● Supplied records:
────────────────────

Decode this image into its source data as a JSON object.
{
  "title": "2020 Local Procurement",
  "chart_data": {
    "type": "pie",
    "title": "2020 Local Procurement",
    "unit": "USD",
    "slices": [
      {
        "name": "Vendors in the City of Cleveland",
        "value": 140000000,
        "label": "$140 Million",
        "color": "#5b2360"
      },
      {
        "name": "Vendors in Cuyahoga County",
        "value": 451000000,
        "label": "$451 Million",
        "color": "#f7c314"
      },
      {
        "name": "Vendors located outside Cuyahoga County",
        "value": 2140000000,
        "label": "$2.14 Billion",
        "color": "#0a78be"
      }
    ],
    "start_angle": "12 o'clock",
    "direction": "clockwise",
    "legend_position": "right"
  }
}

────────────────────

● The request: Repeat the records above exactly, from the first line to the last.

● The answer:
Decode this image into its source data as a JSON object.
{
  "title": "2020 Local Procurement",
  "chart_data": {
    "type": "pie",
    "title": "2020 Local Procurement",
    "unit": "USD",
    "slices": [
      {
        "name": "Vendors in the City of Cleveland",
        "value": 140000000,
        "label": "$140 Million",
        "color": "#5b2360"
      },
      {
        "name": "Vendors in Cuyahoga County",
        "value": 451000000,
        "label": "$451 Million",
        "color": "#f7c314"
      },
      {
        "name": "Vendors located outside Cuyahoga County",
        "value": 2140000000,
        "label": "$2.14 Billion",
        "color": "#0a78be"
      }
    ],
    "start_angle": "12 o'clock",
    "direction": "clockwise",
    "legend_position": "right"
  }
}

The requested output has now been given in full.